* Begin DATASET *
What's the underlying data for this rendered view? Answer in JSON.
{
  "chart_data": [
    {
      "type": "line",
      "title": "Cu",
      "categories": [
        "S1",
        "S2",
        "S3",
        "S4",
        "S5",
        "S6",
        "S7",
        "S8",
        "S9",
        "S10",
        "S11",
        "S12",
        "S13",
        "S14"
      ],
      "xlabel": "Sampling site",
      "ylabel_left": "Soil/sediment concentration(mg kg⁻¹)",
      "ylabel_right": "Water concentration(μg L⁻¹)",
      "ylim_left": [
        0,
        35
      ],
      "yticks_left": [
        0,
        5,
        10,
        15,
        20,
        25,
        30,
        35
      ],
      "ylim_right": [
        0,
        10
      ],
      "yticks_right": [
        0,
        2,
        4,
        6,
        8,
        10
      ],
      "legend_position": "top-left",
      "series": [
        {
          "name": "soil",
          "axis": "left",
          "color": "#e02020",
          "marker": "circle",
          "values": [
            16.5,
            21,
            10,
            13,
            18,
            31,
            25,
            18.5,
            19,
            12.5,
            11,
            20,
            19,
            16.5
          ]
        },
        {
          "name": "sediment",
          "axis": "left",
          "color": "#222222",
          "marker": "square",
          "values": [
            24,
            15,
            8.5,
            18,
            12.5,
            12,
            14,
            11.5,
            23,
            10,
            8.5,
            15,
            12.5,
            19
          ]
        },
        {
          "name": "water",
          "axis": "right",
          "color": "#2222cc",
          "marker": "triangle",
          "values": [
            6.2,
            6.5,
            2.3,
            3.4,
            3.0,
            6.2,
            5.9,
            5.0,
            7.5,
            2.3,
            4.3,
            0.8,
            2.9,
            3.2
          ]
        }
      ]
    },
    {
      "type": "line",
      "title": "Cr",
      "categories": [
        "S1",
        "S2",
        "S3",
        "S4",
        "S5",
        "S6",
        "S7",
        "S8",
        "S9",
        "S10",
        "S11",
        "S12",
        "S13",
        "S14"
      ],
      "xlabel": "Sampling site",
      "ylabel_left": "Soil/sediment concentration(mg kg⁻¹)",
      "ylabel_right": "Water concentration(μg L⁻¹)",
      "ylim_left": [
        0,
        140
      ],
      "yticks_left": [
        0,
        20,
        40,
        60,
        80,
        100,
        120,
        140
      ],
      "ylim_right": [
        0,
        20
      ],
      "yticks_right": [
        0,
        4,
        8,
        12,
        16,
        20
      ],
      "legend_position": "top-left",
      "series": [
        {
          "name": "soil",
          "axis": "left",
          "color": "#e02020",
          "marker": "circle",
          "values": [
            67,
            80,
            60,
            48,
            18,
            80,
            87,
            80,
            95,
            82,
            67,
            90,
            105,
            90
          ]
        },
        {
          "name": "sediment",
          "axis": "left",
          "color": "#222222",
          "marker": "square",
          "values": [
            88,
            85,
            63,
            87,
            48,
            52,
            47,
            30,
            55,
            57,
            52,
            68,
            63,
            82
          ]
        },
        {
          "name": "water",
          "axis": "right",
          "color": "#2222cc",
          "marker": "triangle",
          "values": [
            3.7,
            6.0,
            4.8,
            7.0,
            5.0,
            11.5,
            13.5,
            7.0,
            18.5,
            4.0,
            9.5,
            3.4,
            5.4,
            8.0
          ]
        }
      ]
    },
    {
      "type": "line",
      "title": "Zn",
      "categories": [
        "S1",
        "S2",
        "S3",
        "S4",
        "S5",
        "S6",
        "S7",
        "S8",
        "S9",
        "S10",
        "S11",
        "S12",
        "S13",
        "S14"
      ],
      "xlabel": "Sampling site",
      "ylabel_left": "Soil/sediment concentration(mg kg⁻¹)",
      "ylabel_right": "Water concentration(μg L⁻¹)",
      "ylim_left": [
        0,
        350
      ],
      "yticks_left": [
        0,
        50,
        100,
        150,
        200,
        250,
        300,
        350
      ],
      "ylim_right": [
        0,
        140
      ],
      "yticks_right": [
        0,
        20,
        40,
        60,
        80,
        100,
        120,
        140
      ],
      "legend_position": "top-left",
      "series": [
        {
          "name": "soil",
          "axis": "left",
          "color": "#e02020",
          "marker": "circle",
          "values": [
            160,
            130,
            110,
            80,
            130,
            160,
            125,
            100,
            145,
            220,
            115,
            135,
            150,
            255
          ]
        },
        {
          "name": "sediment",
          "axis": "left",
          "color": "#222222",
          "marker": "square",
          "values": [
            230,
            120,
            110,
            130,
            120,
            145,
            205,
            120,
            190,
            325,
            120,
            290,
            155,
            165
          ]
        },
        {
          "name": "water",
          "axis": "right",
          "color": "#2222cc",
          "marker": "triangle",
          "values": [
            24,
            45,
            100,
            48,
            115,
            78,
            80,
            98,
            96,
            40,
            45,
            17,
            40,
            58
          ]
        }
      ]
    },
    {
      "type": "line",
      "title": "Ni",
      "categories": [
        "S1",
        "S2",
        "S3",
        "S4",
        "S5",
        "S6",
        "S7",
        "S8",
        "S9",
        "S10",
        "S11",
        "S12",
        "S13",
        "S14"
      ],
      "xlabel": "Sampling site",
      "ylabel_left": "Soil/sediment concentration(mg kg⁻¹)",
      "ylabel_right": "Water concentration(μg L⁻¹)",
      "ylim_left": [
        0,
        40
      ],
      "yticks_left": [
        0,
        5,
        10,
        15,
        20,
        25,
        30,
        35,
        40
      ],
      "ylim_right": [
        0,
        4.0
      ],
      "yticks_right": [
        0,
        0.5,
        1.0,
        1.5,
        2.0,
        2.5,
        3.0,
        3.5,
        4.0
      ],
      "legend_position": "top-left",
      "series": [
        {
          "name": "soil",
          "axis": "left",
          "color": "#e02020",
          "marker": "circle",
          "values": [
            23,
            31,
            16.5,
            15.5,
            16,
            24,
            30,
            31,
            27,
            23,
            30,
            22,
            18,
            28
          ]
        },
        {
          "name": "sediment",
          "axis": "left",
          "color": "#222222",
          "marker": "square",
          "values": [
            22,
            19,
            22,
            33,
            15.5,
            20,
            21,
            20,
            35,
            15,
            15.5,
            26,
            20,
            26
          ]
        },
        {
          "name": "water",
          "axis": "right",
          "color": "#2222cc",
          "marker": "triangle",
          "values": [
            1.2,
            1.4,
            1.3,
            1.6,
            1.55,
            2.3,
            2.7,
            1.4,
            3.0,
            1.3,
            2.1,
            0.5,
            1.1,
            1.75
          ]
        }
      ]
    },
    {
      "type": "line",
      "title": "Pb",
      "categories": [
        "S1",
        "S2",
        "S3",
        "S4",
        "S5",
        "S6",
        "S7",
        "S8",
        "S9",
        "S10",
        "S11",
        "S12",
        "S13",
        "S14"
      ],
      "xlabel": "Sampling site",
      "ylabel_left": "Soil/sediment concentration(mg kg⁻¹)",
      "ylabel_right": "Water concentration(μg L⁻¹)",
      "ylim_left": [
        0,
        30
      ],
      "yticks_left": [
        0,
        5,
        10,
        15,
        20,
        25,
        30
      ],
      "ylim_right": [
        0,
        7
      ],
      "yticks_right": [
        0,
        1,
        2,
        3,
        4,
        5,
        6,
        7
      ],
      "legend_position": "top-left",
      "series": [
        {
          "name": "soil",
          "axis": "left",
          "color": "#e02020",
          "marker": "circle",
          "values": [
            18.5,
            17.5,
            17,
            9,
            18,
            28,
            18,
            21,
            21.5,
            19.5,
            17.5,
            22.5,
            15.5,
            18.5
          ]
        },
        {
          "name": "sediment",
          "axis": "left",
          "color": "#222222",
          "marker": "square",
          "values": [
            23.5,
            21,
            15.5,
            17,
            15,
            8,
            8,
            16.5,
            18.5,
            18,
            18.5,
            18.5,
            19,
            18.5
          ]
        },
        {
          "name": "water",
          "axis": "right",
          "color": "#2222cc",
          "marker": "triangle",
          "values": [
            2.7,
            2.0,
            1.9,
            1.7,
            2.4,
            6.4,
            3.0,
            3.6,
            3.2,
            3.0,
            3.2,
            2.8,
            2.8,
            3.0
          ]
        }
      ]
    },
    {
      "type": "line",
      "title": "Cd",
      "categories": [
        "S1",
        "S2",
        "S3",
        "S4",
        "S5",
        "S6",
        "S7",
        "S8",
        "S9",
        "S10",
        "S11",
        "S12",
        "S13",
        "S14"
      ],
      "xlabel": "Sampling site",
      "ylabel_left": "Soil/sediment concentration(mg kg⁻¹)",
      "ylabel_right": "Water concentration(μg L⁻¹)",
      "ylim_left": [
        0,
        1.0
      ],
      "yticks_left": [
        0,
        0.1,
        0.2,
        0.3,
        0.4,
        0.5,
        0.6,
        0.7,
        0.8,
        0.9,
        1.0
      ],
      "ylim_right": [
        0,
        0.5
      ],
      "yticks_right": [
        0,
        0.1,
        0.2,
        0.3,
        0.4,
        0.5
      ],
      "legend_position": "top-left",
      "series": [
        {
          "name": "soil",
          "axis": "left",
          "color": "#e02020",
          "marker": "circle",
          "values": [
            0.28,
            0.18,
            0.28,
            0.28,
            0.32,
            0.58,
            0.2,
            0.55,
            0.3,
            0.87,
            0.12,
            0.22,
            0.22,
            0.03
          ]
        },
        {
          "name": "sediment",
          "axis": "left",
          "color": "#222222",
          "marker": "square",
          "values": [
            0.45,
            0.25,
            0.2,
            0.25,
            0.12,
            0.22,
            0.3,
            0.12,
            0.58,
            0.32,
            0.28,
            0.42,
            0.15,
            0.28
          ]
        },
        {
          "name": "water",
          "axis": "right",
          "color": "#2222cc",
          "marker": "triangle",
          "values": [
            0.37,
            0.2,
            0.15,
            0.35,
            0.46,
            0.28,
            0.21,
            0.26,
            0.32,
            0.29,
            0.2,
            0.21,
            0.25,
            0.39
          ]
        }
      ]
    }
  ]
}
* End DATASET *
Scan the listing above and identify each line holding the string "title"; copy every such line.

_EXERCISE ANSWER_:
      "title": "Cu",
      "title": "Cr",
      "title": "Zn",
      "title": "Ni",
      "title": "Pb",
      "title": "Cd",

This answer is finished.